## Start

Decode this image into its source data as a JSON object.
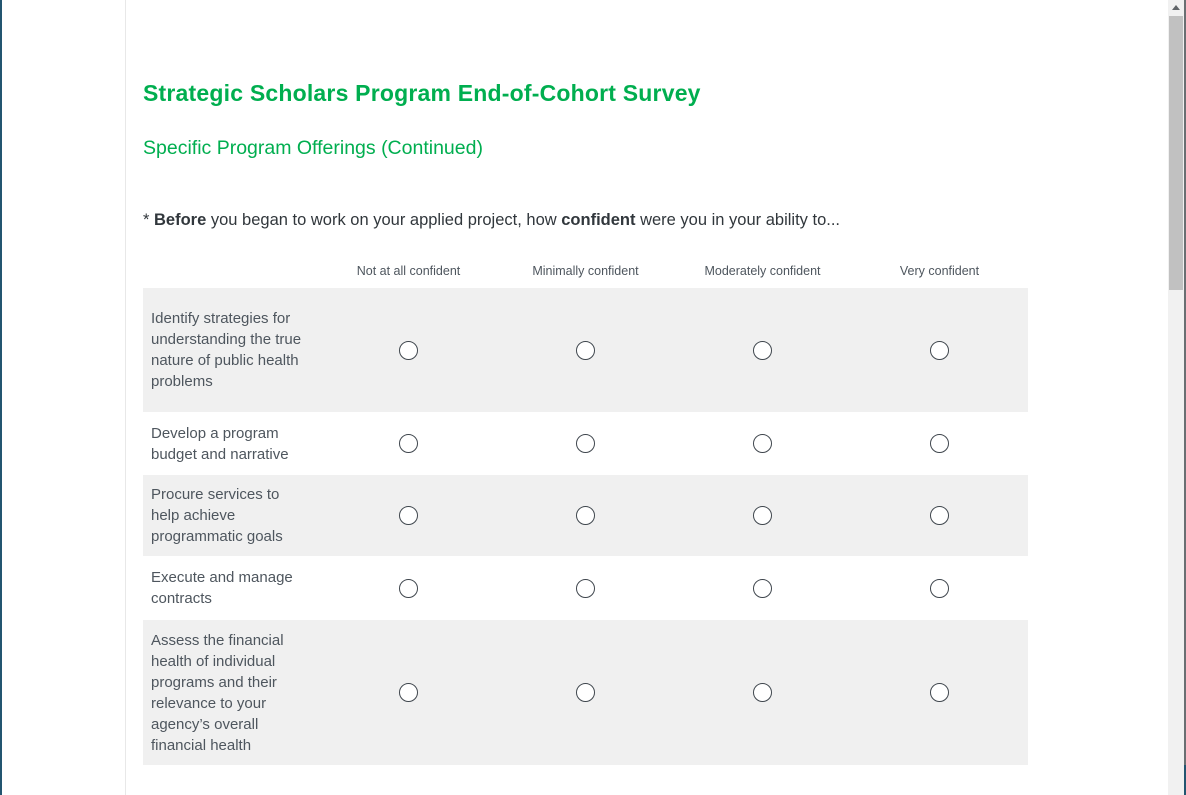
{
  "survey": {
    "title": "Strategic Scholars Program End-of-Cohort Survey",
    "section_title": "Specific Program Offerings (Continued)",
    "question": {
      "star": "* ",
      "bold1": "Before",
      "mid": " you began to work on your applied project, how ",
      "bold2": "confident",
      "tail": " were you in your ability to..."
    },
    "matrix": {
      "columns": [
        "Not at all confident",
        "Minimally confident",
        "Moderately confident",
        "Very confident"
      ],
      "rows": [
        {
          "label": "Identify strategies for understanding the true nature of public health problems"
        },
        {
          "label": "Develop a program budget and narrative"
        },
        {
          "label": "Procure services to help achieve programmatic goals"
        },
        {
          "label": "Execute and manage contracts"
        },
        {
          "label": "Assess the financial health of individual programs and their relevance to your agency’s overall financial health"
        }
      ]
    }
  },
  "scrollbar": {
    "thumb_position": "top",
    "up_arrow": "▲"
  },
  "colors": {
    "accent_green": "#00AE4F",
    "row_alt_bg": "#f0f0f0",
    "text_dark": "#31373c",
    "text_muted": "#4e565e",
    "window_border_blue": "#235570",
    "scrollbar_track": "#f1f1f1",
    "scrollbar_thumb": "#c1c1c1"
  }
}
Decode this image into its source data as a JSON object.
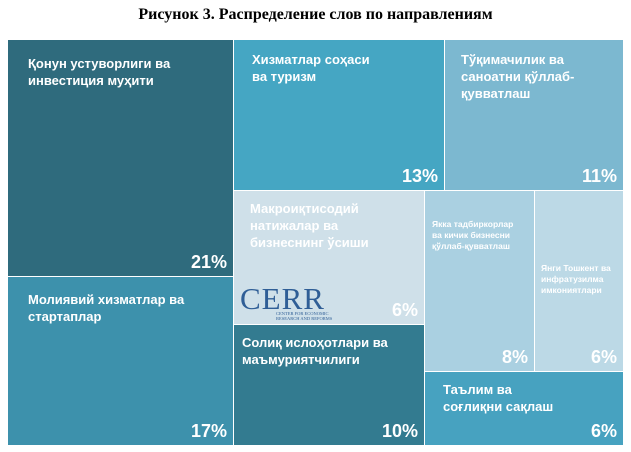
{
  "figure": {
    "title": "Рисунок 3. Распределение слов по направлениям"
  },
  "chart_data": {
    "type": "treemap",
    "value_unit": "%",
    "items": [
      {
        "label": "Қонун устуворлиги ва инвестиция муҳити",
        "value": 21,
        "color": "#2f6b7d"
      },
      {
        "label": "Молиявий хизматлар ва стартаплар",
        "value": 17,
        "color": "#3d91ac"
      },
      {
        "label": "Хизматлар соҳаси ва туризм",
        "value": 13,
        "color": "#45a6c3"
      },
      {
        "label": "Тўқимачилик ва саноатни қўллаб-қувватлаш",
        "value": 11,
        "color": "#7cb8d0"
      },
      {
        "label": "Солиқ ислоҳотлари ва маъмуриятчилиги",
        "value": 10,
        "color": "#337b90"
      },
      {
        "label": "Макроиқтисодий натижалар ва бизнеснинг ўсиши",
        "value": 6,
        "color": "#cfe0e9"
      },
      {
        "label": "Якка тадбиркорлар ва кичик бизнесни қўллаб-қувватлаш",
        "value": 8,
        "color": "#aad0e1"
      },
      {
        "label": "Янги Тошкент ва инфратузилма имкониятлари",
        "value": 6,
        "color": "#bcd9e6"
      },
      {
        "label": "Таълим ва соғлиқни сақлаш",
        "value": 6,
        "color": "#47a2c0"
      }
    ]
  },
  "logo": {
    "name": "CERR",
    "subtitle_line1": "CENTER FOR ECONOMIC",
    "subtitle_line2": "RESEARCH AND REFORMS"
  }
}
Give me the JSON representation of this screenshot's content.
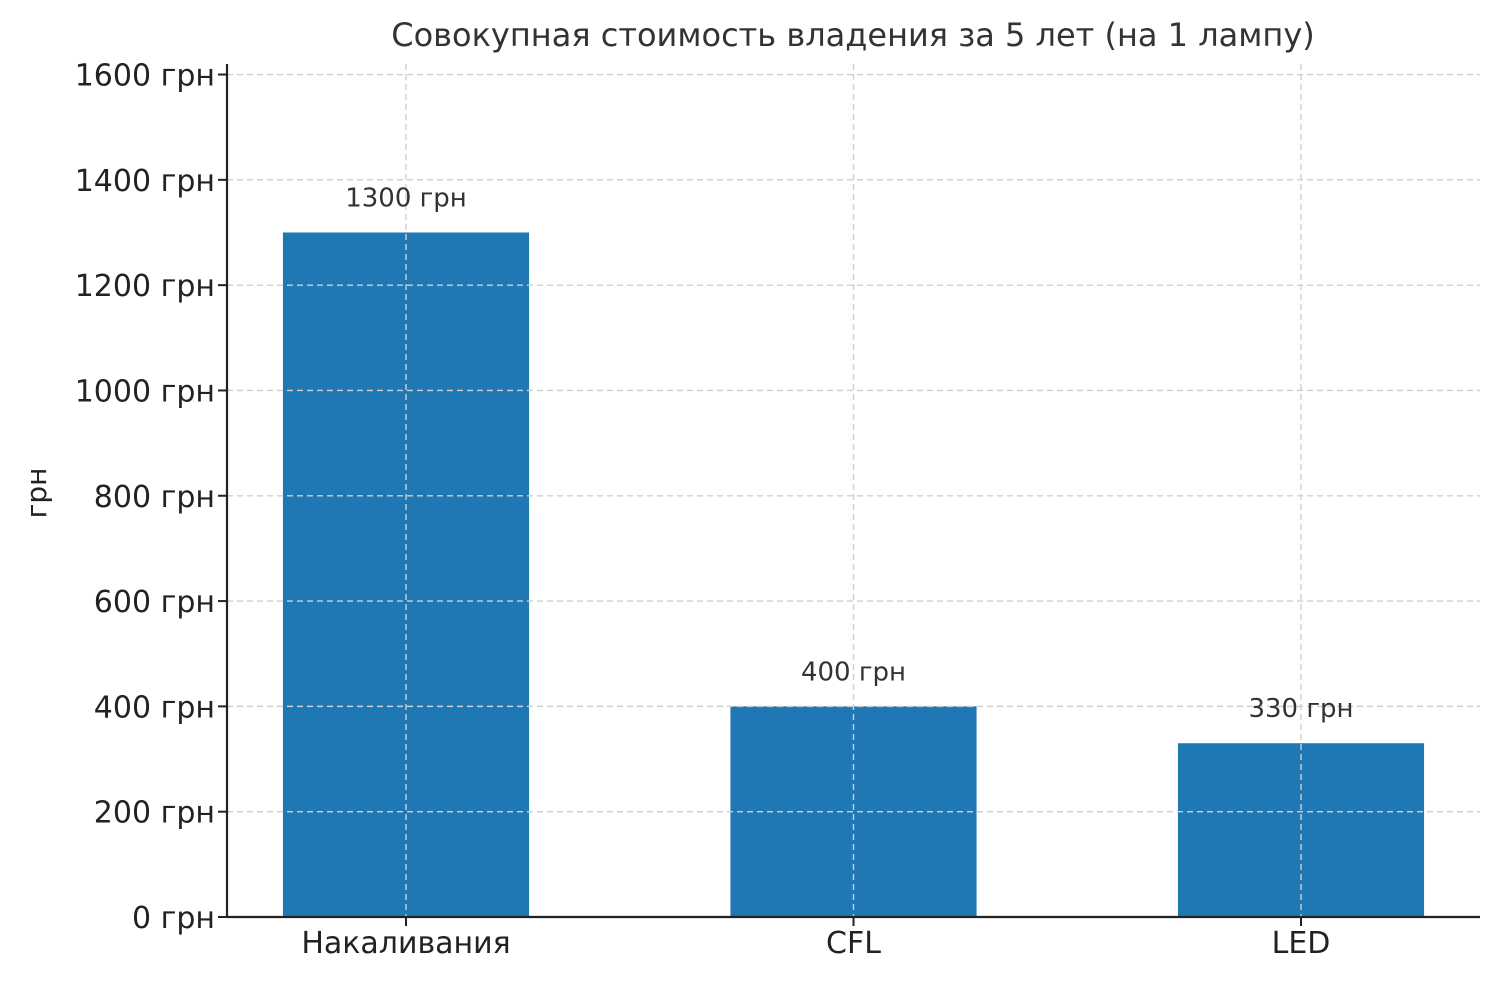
{
  "chart_data": {
    "type": "bar",
    "title": "Совокупная стоимость владения за 5 лет (на 1 лампу)",
    "xlabel": "",
    "ylabel": "грн",
    "categories": [
      "Накаливания",
      "CFL",
      "LED"
    ],
    "values": [
      1300,
      400,
      330
    ],
    "value_labels": [
      "1300 грн",
      "400 грн",
      "330 грн"
    ],
    "ylim": [
      0,
      1620
    ],
    "yticks": [
      0,
      200,
      400,
      600,
      800,
      1000,
      1200,
      1400,
      1600
    ],
    "ytick_labels": [
      "0 грн",
      "200 грн",
      "400 грн",
      "600 грн",
      "800 грн",
      "1000 грн",
      "1200 грн",
      "1400 грн",
      "1600 грн"
    ],
    "bar_color": "#1f77b4",
    "grid": true,
    "legend": false
  }
}
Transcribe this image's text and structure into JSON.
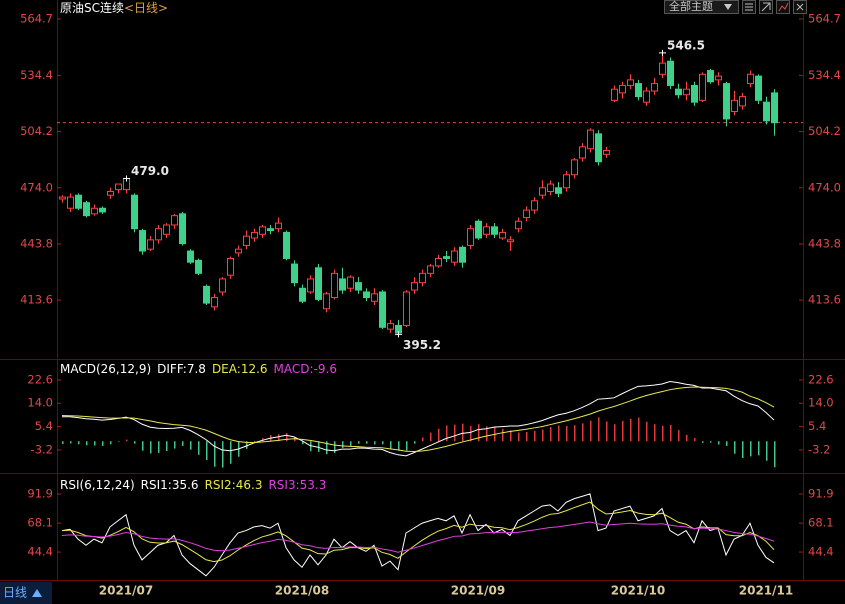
{
  "header": {
    "symbol": "原油SC连续",
    "period": "<日线>",
    "theme_button": "全部主题"
  },
  "footer": {
    "period_button": "日线"
  },
  "chart_data": [
    {
      "type": "candlestick",
      "categories": [
        null,
        null,
        null,
        null,
        null,
        null,
        null,
        null,
        "2021/07",
        null,
        null,
        null,
        null,
        null,
        null,
        null,
        null,
        null,
        null,
        null,
        null,
        null,
        null,
        null,
        null,
        null,
        null,
        null,
        null,
        null,
        "2021/08",
        null,
        null,
        null,
        null,
        null,
        null,
        null,
        null,
        null,
        null,
        null,
        null,
        null,
        null,
        null,
        null,
        null,
        null,
        null,
        null,
        null,
        "2021/09",
        null,
        null,
        null,
        null,
        null,
        null,
        null,
        null,
        null,
        null,
        null,
        null,
        null,
        null,
        null,
        null,
        null,
        null,
        null,
        "2021/10",
        null,
        null,
        null,
        null,
        null,
        null,
        null,
        null,
        null,
        null,
        null,
        null,
        null,
        null,
        null,
        "2021/11",
        null
      ],
      "open": [
        468,
        463,
        470,
        466,
        460,
        463,
        470,
        473,
        473,
        470,
        451,
        441,
        446,
        449,
        454,
        460,
        440,
        435,
        421,
        410,
        418,
        427,
        439,
        443,
        447,
        449,
        452,
        452,
        450,
        433,
        420,
        418,
        431,
        409,
        415,
        425,
        420,
        423,
        418,
        413,
        418,
        398,
        400,
        400,
        419,
        423,
        428,
        432,
        437,
        434,
        442,
        443,
        456,
        449,
        453,
        447,
        445,
        452,
        458,
        462,
        470,
        472,
        474,
        474,
        481,
        490,
        495,
        503,
        492,
        521,
        525,
        529,
        530,
        520,
        526,
        535,
        542,
        527,
        524,
        529,
        521,
        537,
        532,
        530,
        515,
        518,
        530,
        534,
        520,
        525
      ],
      "high": [
        470,
        471,
        471,
        467,
        465,
        464,
        474,
        476,
        479,
        471,
        452,
        448,
        454,
        455,
        460,
        461,
        441,
        436,
        422,
        417,
        426,
        437,
        443,
        451,
        452,
        454,
        454,
        458,
        451,
        435,
        422,
        427,
        433,
        418,
        430,
        431,
        427,
        426,
        420,
        420,
        419,
        403,
        403,
        419,
        426,
        430,
        433,
        438,
        440,
        442,
        443,
        454,
        457,
        455,
        455,
        452,
        448,
        458,
        464,
        469,
        478,
        478,
        477,
        483,
        490,
        498,
        506,
        505,
        496,
        529,
        531,
        535,
        532,
        528,
        533,
        546.5,
        544,
        530,
        531,
        531,
        536,
        538,
        536,
        531,
        526,
        525,
        537,
        535,
        523,
        527
      ],
      "low": [
        466,
        461,
        462,
        458,
        459,
        460,
        468,
        471,
        471,
        450,
        438,
        440,
        444,
        447,
        452,
        443,
        433,
        427,
        411,
        408,
        416,
        425,
        437,
        441,
        445,
        447,
        449,
        450,
        435,
        421,
        412,
        417,
        413,
        407,
        414,
        417,
        418,
        417,
        413,
        411,
        398,
        396,
        395.2,
        399,
        417,
        421,
        426,
        431,
        434,
        432,
        431,
        441,
        446,
        447,
        447,
        446,
        440,
        450,
        456,
        460,
        468,
        470,
        469,
        472,
        479,
        488,
        493,
        486,
        490,
        520,
        522,
        527,
        521,
        518,
        524,
        533,
        527,
        522,
        521,
        518,
        520,
        530,
        529,
        507,
        513,
        516,
        528,
        519,
        508,
        502
      ],
      "close": [
        469,
        469,
        463,
        459,
        463,
        461,
        472,
        476,
        479,
        452,
        440,
        446,
        452,
        454,
        459,
        444,
        434,
        428,
        412,
        415,
        425,
        436,
        441,
        448,
        450,
        453,
        451,
        455,
        436,
        423,
        413,
        425,
        414,
        417,
        428,
        419,
        426,
        419,
        415,
        417,
        399,
        401,
        396,
        418,
        423,
        428,
        432,
        436,
        436,
        440,
        434,
        452,
        447,
        453,
        449,
        450,
        446,
        456,
        462,
        467,
        474,
        476,
        471,
        481,
        489,
        496,
        505,
        488,
        494,
        527,
        529,
        532,
        523,
        526,
        530,
        541,
        529,
        524,
        527,
        520,
        535,
        531,
        534,
        511,
        521,
        523,
        535,
        521,
        510,
        509
      ],
      "up_color": "#ff4040",
      "down_color": "#3fd08a",
      "ylim": [
        382.5,
        567.4
      ],
      "yticks": [
        564.7,
        534.4,
        504.2,
        {
          "value": 474,
          "label": "474.0"
        },
        443.8,
        413.6
      ],
      "annotations": [
        {
          "text": "479.0",
          "value": 479,
          "color": "#ff5050",
          "position": "right"
        },
        {
          "text": "546.5",
          "value": 546.5,
          "color": "#ff5050",
          "position": "above"
        },
        {
          "text": "395.2",
          "value": 395.2,
          "color": "#3fd08a",
          "position": "below"
        }
      ]
    },
    {
      "type": "macd",
      "title": "MACD(26,12,9)",
      "ylim": [
        -10.6,
        29.2
      ],
      "yticks": [
        22.6,
        {
          "value": 14,
          "label": "14.0"
        },
        5.4,
        -3.2
      ],
      "series": [
        {
          "name": "DIFF:",
          "color": "#ffffff",
          "values": [
            9.0,
            9.0,
            8.7,
            8.3,
            8.1,
            7.8,
            8.0,
            8.4,
            8.9,
            8.0,
            6.3,
            5.2,
            4.8,
            4.7,
            4.8,
            5.1,
            4.0,
            2.4,
            0.6,
            -1.8,
            -3.2,
            -3.5,
            -2.9,
            -1.8,
            -0.6,
            0.3,
            1.1,
            1.6,
            2.2,
            1.6,
            0.2,
            -1.6,
            -2.2,
            -3.2,
            -3.5,
            -2.9,
            -2.9,
            -2.5,
            -2.6,
            -2.9,
            -3.0,
            -4.2,
            -5.0,
            -5.4,
            -4.2,
            -2.9,
            -1.6,
            -0.3,
            1.0,
            1.9,
            2.9,
            3.2,
            4.3,
            4.6,
            5.2,
            5.4,
            5.6,
            5.6,
            6.1,
            6.8,
            7.6,
            8.7,
            9.7,
            10.3,
            11.2,
            12.4,
            13.8,
            15.5,
            15.7,
            16.0,
            17.5,
            18.9,
            20.2,
            20.4,
            20.7,
            21.1,
            22.0,
            21.6,
            21.0,
            20.6,
            19.6,
            19.6,
            19.1,
            18.6,
            16.6,
            15.0,
            13.8,
            13.0,
            10.6,
            7.8
          ]
        },
        {
          "name": "DEA:",
          "color": "#e8e84a",
          "values": [
            9.5,
            9.4,
            9.3,
            9.1,
            8.9,
            8.7,
            8.5,
            8.5,
            8.6,
            8.5,
            8.0,
            7.5,
            6.9,
            6.5,
            6.1,
            5.9,
            5.6,
            4.9,
            4.1,
            2.9,
            1.7,
            0.6,
            -0.1,
            -0.4,
            -0.5,
            -0.3,
            0.0,
            0.3,
            0.7,
            0.9,
            0.7,
            0.3,
            -0.2,
            -0.8,
            -1.4,
            -1.7,
            -1.9,
            -2.0,
            -2.2,
            -2.3,
            -2.4,
            -2.8,
            -3.2,
            -3.7,
            -3.8,
            -3.6,
            -3.2,
            -2.6,
            -1.9,
            -1.1,
            -0.3,
            0.4,
            1.2,
            1.9,
            2.5,
            3.1,
            3.6,
            4.0,
            4.4,
            4.9,
            5.4,
            6.1,
            6.8,
            7.5,
            8.3,
            9.1,
            10.0,
            11.1,
            12.0,
            12.8,
            13.8,
            14.8,
            15.9,
            16.8,
            17.6,
            18.3,
            19.0,
            19.5,
            19.8,
            20.0,
            19.9,
            19.8,
            19.7,
            19.5,
            18.9,
            18.1,
            16.6,
            15.6,
            14.2,
            12.6
          ]
        },
        {
          "name": "MACD:",
          "color": "#e040e0",
          "type": "bar",
          "up_color": "#e03a3a",
          "down_color": "#3fc888",
          "values": [
            -1.0,
            -0.8,
            -1.1,
            -1.5,
            -1.6,
            -1.7,
            -1.1,
            -0.2,
            0.6,
            -0.9,
            -3.5,
            -4.5,
            -4.3,
            -3.6,
            -2.7,
            -1.7,
            -3.1,
            -5.0,
            -6.9,
            -9.4,
            -9.7,
            -8.3,
            -5.7,
            -2.8,
            -0.3,
            1.2,
            2.3,
            2.6,
            3.0,
            1.5,
            -1.1,
            -3.7,
            -3.9,
            -4.8,
            -4.3,
            -2.5,
            -2.0,
            -0.9,
            -0.9,
            -1.2,
            -1.1,
            -2.8,
            -3.5,
            -3.5,
            -0.9,
            1.4,
            3.2,
            4.6,
            5.8,
            6.1,
            6.5,
            5.6,
            6.3,
            5.5,
            5.4,
            4.6,
            4.0,
            3.2,
            3.4,
            3.8,
            4.3,
            5.2,
            5.8,
            5.6,
            5.9,
            6.6,
            7.6,
            8.8,
            7.3,
            6.3,
            7.5,
            8.2,
            8.7,
            7.2,
            6.3,
            5.7,
            6.0,
            4.1,
            2.3,
            1.2,
            -0.6,
            -0.5,
            -1.2,
            -1.7,
            -4.6,
            -6.2,
            -5.6,
            -5.2,
            -7.2,
            -9.6
          ]
        }
      ]
    },
    {
      "type": "line",
      "title": "RSI(6,12,24)",
      "ylim": [
        23.2,
        105
      ],
      "yticks": [
        91.9,
        68.1,
        44.4
      ],
      "series": [
        {
          "name": "RSI1:",
          "color": "#ffffff",
          "values": [
            62,
            63,
            55,
            50,
            55,
            52,
            65,
            70,
            75,
            50,
            38,
            44,
            50,
            52,
            58,
            42,
            35,
            30,
            25,
            32,
            42,
            52,
            60,
            62,
            65,
            66,
            64,
            68,
            48,
            38,
            32,
            42,
            34,
            42,
            55,
            48,
            53,
            48,
            45,
            50,
            33,
            37,
            30,
            60,
            64,
            68,
            70,
            72,
            70,
            74,
            60,
            75,
            62,
            67,
            60,
            63,
            58,
            70,
            74,
            78,
            82,
            83,
            78,
            85,
            88,
            90,
            92,
            62,
            64,
            78,
            80,
            82,
            70,
            72,
            74,
            80,
            62,
            58,
            62,
            52,
            70,
            62,
            64,
            42,
            55,
            58,
            68,
            50,
            40,
            35.6
          ]
        },
        {
          "name": "RSI2:",
          "color": "#e8e84a",
          "values": [
            62,
            62.3,
            60.4,
            57.8,
            57.1,
            55.8,
            58.1,
            61.1,
            64.6,
            61.0,
            55.2,
            52.4,
            51.8,
            51.9,
            53.4,
            50.5,
            46.6,
            42.5,
            38.1,
            36.6,
            37.9,
            41.4,
            46.1,
            50.1,
            53.8,
            56.8,
            58.6,
            60.9,
            57.7,
            52.8,
            47.6,
            46.2,
            43.1,
            42.8,
            45.9,
            46.4,
            48.0,
            48.0,
            47.3,
            47.9,
            44.2,
            42.4,
            39.3,
            44.5,
            49.4,
            54.0,
            58.0,
            61.5,
            63.6,
            66.2,
            64.7,
            67.3,
            66.0,
            66.2,
            64.7,
            64.3,
            62.7,
            64.5,
            66.9,
            69.7,
            72.8,
            75.3,
            76.0,
            78.2,
            80.7,
            83.0,
            85.3,
            79.5,
            75.6,
            76.2,
            77.2,
            78.4,
            76.3,
            75.2,
            74.9,
            76.2,
            72.6,
            68.9,
            67.2,
            63.4,
            65.0,
            64.3,
            64.2,
            58.7,
            57.8,
            57.8,
            60.4,
            57.8,
            53.3,
            46.3
          ]
        },
        {
          "name": "RSI3:",
          "color": "#e040e0",
          "values": [
            58,
            58.5,
            58.2,
            57.4,
            57.2,
            56.7,
            57.5,
            58.8,
            60.4,
            59.4,
            57.2,
            55.9,
            55.3,
            55.0,
            55.3,
            54.0,
            52.1,
            49.9,
            47.4,
            45.9,
            45.5,
            46.1,
            47.5,
            49.0,
            50.6,
            52.1,
            53.3,
            54.8,
            54.1,
            52.5,
            50.4,
            49.6,
            48.0,
            47.4,
            48.2,
            48.2,
            48.7,
            48.6,
            48.2,
            48.4,
            46.9,
            45.9,
            44.3,
            45.9,
            47.7,
            49.7,
            51.7,
            53.8,
            55.4,
            57.3,
            57.6,
            59.3,
            59.6,
            60.3,
            60.3,
            60.6,
            60.3,
            60.5,
            61.5,
            62.5,
            63.5,
            64.5,
            65,
            66,
            67,
            68,
            69,
            67.5,
            66.5,
            67,
            67.5,
            68,
            67.5,
            67.3,
            67.2,
            67.6,
            66.5,
            65.5,
            65,
            63.5,
            64,
            63.5,
            63.3,
            62,
            60.5,
            59.5,
            59,
            57.5,
            55.5,
            53.3
          ]
        }
      ]
    }
  ]
}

## End

PROBLEM STATEMENT
Pull out every line in the data above that has the word "true".

RESULT
          "label": "Identify strategies for understanding the true nature of public health problems"
    "grid": true,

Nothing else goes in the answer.